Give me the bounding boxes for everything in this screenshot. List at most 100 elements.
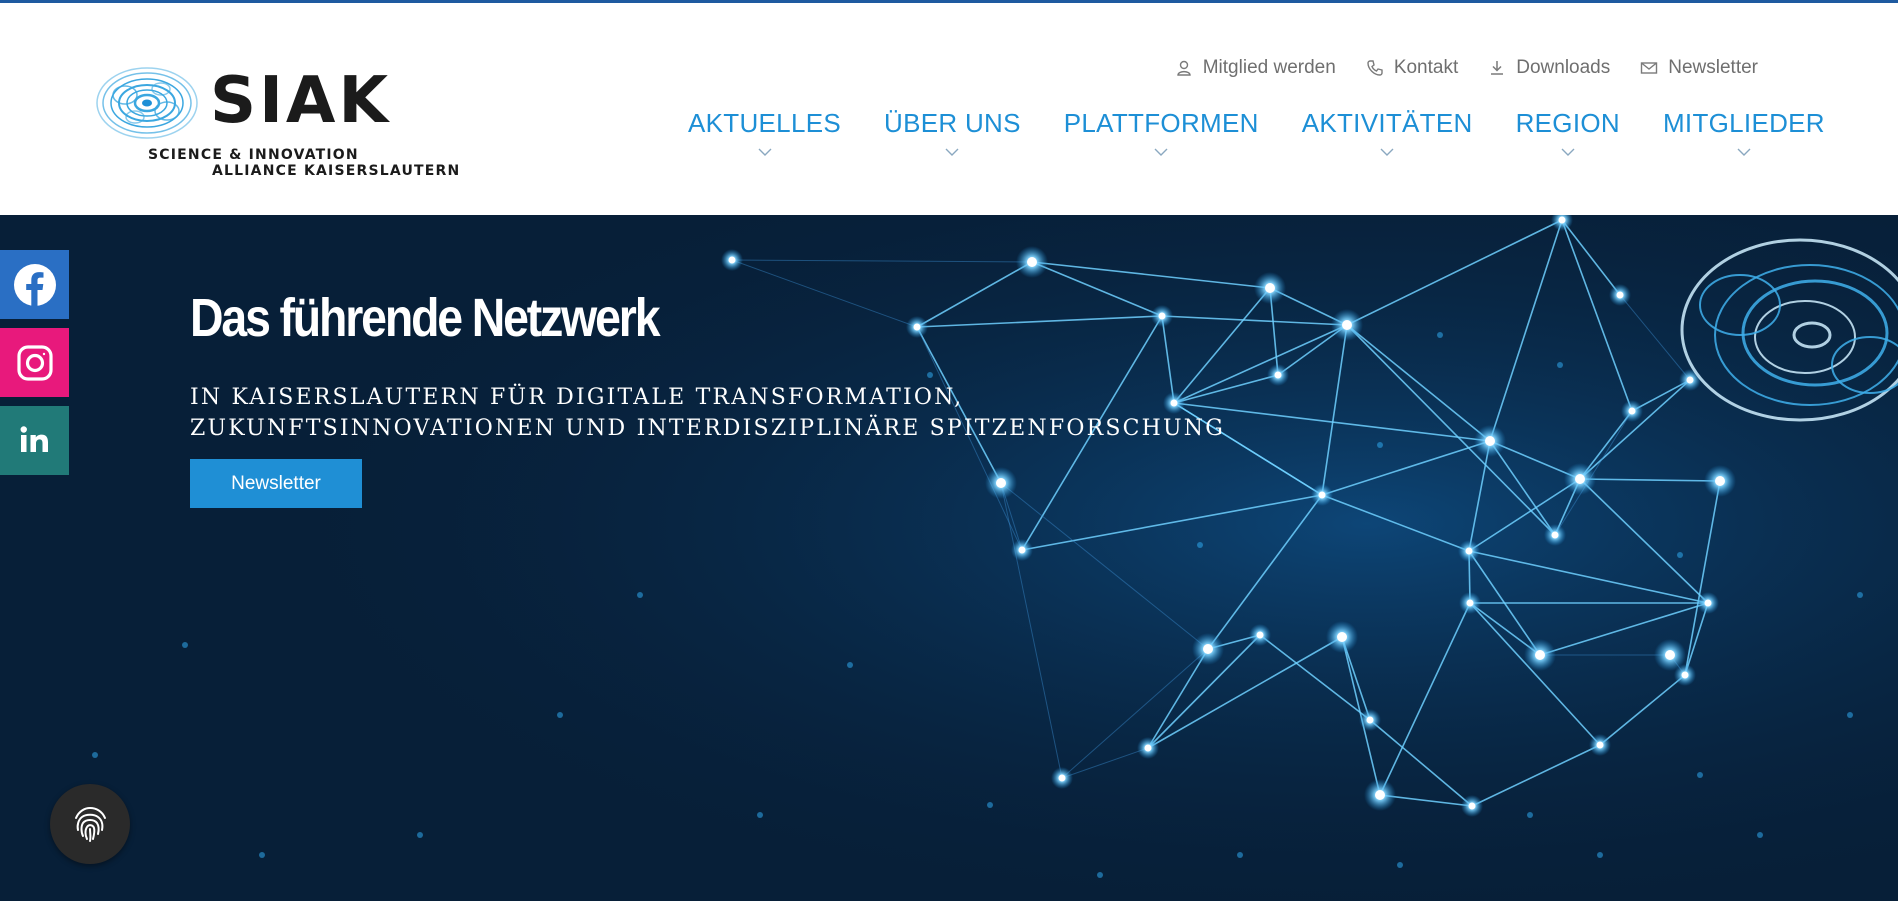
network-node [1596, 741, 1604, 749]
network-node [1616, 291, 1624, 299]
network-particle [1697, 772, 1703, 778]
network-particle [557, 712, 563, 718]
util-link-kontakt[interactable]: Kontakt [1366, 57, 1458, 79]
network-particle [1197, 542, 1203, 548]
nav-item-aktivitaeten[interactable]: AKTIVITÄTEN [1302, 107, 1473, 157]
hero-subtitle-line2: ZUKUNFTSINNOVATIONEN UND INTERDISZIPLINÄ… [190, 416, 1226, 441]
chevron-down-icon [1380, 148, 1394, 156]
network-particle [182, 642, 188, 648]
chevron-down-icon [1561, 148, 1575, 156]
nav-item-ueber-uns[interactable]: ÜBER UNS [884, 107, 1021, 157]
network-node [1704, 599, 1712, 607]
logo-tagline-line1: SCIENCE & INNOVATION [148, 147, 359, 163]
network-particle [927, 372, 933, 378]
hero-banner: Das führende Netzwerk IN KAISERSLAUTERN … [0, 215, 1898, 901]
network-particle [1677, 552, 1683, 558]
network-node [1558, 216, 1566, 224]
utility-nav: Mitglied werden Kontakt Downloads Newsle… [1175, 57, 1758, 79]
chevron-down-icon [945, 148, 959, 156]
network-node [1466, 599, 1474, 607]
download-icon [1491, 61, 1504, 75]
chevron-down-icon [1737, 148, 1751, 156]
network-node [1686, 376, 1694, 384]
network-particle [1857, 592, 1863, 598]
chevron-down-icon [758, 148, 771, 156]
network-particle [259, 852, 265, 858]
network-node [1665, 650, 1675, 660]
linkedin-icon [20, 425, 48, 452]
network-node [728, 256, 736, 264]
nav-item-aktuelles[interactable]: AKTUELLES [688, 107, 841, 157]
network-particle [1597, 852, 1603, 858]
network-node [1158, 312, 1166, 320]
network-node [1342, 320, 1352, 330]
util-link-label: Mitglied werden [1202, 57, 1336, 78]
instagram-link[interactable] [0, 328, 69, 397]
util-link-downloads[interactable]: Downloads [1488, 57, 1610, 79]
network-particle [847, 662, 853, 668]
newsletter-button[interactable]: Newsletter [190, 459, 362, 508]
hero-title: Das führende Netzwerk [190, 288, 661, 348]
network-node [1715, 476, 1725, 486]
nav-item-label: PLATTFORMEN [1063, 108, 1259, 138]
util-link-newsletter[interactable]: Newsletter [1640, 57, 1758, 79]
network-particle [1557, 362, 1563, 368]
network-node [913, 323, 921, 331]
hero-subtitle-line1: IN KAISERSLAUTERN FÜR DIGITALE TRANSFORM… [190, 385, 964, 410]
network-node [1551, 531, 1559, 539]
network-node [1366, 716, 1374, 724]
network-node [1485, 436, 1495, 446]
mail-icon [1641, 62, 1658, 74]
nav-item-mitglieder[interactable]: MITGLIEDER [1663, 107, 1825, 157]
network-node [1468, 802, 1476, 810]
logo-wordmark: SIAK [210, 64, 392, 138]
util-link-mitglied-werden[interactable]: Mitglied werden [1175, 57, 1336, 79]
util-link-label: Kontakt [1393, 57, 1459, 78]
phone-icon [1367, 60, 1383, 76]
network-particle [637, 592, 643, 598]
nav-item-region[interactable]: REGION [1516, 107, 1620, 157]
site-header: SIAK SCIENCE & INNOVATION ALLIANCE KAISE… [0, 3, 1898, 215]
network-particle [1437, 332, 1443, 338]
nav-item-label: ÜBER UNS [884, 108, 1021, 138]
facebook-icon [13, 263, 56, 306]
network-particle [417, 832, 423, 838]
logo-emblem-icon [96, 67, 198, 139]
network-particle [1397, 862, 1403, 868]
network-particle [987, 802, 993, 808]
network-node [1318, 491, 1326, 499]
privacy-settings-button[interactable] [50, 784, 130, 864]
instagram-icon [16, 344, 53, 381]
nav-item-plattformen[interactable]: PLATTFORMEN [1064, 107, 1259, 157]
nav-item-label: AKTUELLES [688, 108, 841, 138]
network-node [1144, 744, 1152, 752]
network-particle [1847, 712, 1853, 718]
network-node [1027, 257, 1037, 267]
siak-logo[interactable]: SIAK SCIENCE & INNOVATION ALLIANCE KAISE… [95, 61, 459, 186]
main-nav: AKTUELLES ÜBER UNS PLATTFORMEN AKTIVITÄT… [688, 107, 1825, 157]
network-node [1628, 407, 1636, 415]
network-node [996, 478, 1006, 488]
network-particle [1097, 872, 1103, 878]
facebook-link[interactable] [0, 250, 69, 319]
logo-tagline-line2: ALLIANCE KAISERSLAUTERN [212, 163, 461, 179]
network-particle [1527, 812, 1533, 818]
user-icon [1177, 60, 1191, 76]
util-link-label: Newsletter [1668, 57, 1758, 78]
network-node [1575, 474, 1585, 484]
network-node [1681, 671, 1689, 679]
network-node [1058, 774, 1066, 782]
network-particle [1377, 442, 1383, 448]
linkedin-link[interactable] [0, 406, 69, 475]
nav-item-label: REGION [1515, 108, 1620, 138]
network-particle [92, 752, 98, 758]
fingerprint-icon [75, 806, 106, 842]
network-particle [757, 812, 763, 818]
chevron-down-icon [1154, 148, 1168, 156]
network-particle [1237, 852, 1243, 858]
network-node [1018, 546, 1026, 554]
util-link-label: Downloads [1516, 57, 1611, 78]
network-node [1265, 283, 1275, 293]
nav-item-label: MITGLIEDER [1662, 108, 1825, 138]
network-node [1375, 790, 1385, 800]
+--
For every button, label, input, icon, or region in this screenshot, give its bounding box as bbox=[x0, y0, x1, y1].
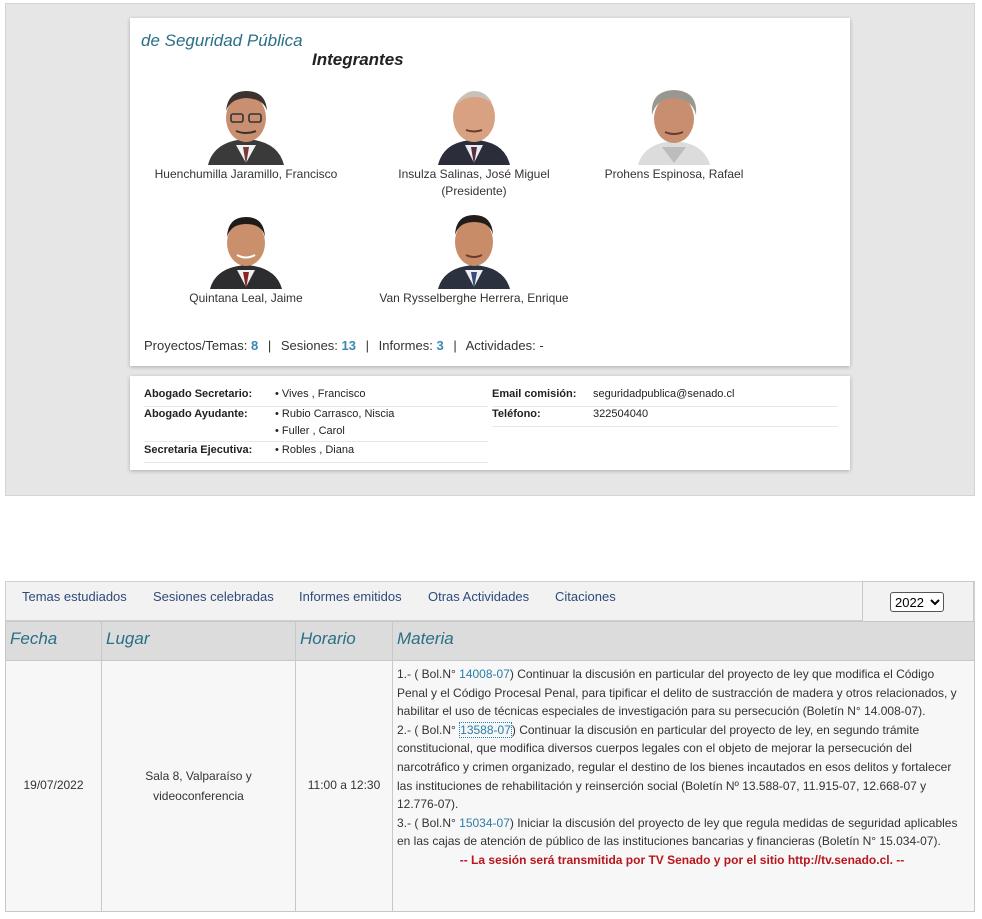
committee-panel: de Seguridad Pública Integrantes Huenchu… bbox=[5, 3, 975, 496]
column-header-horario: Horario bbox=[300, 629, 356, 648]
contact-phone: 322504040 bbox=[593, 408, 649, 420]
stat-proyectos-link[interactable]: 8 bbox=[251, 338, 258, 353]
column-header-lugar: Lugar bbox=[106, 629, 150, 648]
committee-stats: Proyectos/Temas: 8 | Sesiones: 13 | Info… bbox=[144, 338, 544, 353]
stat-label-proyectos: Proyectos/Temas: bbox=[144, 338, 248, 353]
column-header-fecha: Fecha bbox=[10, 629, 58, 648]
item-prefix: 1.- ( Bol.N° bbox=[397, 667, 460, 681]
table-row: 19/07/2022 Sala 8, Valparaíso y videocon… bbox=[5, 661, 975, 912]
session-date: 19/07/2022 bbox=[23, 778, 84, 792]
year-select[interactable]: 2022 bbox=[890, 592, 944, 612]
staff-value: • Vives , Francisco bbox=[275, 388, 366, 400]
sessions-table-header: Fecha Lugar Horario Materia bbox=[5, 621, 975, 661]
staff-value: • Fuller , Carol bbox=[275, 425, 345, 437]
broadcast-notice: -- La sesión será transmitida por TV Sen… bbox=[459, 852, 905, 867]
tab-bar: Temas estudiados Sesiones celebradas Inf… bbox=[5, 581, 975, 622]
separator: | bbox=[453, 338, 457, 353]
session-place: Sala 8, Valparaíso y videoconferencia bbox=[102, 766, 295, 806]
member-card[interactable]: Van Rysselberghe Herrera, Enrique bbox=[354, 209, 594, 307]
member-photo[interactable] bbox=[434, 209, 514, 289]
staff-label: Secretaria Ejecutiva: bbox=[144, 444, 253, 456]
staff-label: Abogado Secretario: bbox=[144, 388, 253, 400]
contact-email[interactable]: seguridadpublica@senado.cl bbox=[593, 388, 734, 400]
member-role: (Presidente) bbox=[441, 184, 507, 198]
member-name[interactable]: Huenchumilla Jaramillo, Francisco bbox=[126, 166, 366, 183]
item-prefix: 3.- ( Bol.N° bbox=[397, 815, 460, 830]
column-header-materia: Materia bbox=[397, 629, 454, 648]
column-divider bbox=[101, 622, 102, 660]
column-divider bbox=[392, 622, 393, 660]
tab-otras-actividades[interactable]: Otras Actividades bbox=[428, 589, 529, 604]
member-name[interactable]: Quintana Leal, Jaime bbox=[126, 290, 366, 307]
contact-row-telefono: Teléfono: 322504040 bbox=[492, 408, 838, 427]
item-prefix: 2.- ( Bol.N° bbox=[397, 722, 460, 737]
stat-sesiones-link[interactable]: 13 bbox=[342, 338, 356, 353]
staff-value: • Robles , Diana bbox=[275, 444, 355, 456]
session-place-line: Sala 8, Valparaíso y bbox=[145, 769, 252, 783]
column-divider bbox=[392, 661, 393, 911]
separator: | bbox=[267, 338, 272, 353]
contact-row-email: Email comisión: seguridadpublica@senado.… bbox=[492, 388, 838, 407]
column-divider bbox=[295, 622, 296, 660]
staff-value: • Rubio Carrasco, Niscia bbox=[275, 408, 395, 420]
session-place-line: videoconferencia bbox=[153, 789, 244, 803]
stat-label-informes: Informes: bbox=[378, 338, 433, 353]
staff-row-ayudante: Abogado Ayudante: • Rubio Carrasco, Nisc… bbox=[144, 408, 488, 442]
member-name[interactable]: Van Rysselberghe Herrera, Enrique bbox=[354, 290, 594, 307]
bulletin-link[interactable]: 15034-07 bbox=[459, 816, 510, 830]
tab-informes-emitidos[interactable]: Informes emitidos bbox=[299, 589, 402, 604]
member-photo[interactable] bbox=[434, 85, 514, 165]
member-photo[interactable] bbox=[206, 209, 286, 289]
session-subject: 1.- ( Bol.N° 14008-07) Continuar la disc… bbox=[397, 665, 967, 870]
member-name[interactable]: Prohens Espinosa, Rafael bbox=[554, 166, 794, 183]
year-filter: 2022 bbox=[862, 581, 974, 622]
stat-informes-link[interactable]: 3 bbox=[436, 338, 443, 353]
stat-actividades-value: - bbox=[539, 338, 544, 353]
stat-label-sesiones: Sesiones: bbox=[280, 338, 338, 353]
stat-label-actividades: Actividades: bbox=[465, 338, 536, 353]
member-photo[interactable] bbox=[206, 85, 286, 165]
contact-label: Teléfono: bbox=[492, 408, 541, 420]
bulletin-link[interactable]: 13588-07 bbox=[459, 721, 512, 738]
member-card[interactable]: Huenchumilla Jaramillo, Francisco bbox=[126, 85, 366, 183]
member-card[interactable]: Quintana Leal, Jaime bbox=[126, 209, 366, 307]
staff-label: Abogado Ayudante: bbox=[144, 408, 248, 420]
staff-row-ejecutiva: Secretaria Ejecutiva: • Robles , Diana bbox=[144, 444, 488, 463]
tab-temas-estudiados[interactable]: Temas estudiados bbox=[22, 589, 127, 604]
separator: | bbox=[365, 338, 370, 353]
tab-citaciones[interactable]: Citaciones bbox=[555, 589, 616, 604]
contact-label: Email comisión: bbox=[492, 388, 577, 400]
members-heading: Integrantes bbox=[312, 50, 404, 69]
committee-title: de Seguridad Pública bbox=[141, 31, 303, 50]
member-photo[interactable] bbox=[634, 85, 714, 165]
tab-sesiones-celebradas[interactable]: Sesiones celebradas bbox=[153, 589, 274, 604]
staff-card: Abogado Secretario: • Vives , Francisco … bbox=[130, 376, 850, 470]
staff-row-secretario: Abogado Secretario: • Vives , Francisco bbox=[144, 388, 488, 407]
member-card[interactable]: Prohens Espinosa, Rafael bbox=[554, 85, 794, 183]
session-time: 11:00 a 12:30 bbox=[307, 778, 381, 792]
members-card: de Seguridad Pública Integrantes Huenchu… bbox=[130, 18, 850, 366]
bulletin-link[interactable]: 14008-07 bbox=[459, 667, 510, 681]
+--
### [EXERCISE]
Find every row above that contains the string "Ayudante", matching case exactly, and copy each of those rows in full.

### [OUTPUT FOR THIS EXERCISE]
staff-row-ayudante: Abogado Ayudante: • Rubio Carrasco, Nisc… bbox=[144, 408, 488, 442]
staff-label: Abogado Ayudante: bbox=[144, 408, 248, 420]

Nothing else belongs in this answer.